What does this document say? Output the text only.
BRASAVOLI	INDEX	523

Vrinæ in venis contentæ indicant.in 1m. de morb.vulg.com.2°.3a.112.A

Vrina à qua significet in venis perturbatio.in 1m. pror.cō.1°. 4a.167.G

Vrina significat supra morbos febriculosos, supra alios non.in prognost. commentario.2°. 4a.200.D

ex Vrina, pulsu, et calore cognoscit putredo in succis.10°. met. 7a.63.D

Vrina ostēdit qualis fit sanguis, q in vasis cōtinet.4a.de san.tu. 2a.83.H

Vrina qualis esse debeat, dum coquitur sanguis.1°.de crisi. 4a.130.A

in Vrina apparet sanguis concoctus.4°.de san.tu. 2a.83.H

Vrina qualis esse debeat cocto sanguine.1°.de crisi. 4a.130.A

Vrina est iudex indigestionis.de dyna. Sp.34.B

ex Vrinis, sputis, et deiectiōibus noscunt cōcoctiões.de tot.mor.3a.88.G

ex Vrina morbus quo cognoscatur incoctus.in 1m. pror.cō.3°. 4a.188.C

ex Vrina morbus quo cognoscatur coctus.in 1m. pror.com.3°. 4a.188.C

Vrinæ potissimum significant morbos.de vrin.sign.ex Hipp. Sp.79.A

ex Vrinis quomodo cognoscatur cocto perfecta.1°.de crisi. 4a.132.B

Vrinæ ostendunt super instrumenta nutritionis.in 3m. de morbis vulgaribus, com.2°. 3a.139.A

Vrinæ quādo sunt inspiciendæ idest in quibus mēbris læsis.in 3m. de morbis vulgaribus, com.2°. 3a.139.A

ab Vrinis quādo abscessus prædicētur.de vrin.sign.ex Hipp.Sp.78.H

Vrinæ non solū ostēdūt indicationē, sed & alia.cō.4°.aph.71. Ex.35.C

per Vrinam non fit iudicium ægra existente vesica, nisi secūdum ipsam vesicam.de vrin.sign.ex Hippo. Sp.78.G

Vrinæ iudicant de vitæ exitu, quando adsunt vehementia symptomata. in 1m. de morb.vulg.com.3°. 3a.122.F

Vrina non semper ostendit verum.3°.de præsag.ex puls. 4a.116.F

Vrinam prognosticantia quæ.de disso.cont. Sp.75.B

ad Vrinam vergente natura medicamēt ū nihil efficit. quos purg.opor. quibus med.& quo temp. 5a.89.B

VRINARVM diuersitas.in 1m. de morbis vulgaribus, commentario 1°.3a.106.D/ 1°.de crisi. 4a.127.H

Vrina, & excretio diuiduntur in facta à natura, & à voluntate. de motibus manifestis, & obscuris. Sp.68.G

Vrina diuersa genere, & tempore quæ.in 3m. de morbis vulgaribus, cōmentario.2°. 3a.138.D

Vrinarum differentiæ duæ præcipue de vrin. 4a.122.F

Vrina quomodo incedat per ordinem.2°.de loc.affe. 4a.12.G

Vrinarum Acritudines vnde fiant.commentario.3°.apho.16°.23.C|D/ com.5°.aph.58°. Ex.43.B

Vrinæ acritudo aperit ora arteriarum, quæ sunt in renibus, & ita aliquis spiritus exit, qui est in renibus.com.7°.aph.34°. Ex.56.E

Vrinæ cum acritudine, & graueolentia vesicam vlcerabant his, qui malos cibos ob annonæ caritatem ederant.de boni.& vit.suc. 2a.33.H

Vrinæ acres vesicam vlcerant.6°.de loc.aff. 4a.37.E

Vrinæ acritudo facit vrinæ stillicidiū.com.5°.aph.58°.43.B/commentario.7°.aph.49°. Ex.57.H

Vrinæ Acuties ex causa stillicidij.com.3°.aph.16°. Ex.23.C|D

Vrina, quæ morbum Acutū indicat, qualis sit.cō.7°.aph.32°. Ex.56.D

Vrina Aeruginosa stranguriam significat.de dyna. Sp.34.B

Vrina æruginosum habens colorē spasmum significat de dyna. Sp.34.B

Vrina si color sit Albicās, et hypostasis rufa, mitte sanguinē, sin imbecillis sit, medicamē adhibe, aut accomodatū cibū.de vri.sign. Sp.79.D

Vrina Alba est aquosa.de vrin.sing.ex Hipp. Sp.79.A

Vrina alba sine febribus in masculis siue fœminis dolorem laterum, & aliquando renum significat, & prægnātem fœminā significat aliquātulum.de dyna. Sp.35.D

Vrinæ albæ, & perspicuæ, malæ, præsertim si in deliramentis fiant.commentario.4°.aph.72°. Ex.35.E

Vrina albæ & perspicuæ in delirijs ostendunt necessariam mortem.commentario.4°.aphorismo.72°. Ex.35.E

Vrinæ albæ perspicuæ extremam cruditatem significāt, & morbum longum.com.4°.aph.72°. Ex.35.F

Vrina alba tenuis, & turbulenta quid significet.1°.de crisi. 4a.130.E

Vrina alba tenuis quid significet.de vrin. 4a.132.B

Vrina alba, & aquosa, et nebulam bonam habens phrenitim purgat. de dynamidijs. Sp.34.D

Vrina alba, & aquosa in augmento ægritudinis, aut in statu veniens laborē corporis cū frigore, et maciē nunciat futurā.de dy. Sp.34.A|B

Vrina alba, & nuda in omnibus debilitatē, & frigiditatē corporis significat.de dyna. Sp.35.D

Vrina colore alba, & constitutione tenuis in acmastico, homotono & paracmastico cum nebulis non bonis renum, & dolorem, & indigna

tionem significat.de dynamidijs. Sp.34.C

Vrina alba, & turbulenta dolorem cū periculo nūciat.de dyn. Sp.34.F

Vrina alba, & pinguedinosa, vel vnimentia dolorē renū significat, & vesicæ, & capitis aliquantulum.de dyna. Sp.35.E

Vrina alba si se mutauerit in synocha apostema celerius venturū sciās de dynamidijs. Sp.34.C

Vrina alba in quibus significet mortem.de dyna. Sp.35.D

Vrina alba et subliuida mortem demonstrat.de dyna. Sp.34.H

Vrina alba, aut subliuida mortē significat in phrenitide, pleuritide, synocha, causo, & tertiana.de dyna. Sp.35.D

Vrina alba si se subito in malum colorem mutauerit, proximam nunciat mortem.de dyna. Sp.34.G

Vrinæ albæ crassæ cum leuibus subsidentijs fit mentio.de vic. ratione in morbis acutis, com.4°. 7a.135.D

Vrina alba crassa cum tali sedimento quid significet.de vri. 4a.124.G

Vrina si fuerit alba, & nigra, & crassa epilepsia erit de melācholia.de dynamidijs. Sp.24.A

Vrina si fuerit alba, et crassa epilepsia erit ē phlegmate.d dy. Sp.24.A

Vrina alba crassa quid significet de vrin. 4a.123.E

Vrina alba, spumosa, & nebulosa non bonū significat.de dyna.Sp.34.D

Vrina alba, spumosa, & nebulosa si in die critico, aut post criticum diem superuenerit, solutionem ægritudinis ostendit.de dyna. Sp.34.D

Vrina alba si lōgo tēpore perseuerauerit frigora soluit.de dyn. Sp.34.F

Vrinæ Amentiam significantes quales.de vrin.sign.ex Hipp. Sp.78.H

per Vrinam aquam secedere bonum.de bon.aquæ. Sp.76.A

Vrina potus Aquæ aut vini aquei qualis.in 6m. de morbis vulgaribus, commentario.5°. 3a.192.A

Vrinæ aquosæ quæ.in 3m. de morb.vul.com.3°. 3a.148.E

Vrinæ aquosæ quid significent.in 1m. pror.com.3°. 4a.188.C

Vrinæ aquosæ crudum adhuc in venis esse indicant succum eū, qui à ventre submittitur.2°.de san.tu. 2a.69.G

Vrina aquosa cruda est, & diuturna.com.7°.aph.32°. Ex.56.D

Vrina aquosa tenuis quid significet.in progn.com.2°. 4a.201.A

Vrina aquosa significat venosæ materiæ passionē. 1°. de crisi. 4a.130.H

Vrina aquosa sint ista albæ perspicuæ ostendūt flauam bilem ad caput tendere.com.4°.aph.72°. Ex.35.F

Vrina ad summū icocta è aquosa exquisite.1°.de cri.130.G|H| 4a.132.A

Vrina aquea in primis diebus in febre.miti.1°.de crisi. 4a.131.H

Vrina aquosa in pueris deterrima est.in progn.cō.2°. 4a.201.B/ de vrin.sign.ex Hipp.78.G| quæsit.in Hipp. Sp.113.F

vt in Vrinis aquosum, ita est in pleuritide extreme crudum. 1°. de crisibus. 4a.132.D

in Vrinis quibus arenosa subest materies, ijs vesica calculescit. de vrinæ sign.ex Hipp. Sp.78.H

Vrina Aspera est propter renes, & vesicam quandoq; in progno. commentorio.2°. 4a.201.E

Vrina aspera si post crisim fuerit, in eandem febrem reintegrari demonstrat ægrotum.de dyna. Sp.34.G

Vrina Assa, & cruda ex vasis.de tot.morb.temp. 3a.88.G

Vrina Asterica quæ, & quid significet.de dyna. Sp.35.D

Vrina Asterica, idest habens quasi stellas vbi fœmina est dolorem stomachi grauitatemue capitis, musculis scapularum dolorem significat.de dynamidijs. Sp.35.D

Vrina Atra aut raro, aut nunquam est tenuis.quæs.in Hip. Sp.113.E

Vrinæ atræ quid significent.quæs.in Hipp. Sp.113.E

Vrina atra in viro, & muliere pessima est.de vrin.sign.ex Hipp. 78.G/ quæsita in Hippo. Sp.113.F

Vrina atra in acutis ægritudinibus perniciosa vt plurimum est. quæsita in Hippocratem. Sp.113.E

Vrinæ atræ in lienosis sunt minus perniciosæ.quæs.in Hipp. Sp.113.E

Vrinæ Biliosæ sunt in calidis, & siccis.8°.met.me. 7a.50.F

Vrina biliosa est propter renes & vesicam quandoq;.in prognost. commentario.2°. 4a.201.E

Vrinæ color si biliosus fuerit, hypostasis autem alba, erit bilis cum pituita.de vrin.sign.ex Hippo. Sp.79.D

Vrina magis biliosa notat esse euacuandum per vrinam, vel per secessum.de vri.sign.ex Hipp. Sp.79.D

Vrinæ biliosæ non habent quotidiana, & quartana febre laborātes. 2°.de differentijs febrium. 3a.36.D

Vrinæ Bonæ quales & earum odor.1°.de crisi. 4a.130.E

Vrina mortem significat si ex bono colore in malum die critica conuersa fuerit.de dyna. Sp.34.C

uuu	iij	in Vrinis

______________________________

* _THE TASK_
Read through the entries and copy each line in which "cruda" appears.

* _RESPONSE BELOW_
Vrina aquosa cruda est, & diuturna.com.7°.aph.32°. Ex.56.D
Vrina Assa, & cruda ex vasis.de tot.morb.temp. 3a.88.G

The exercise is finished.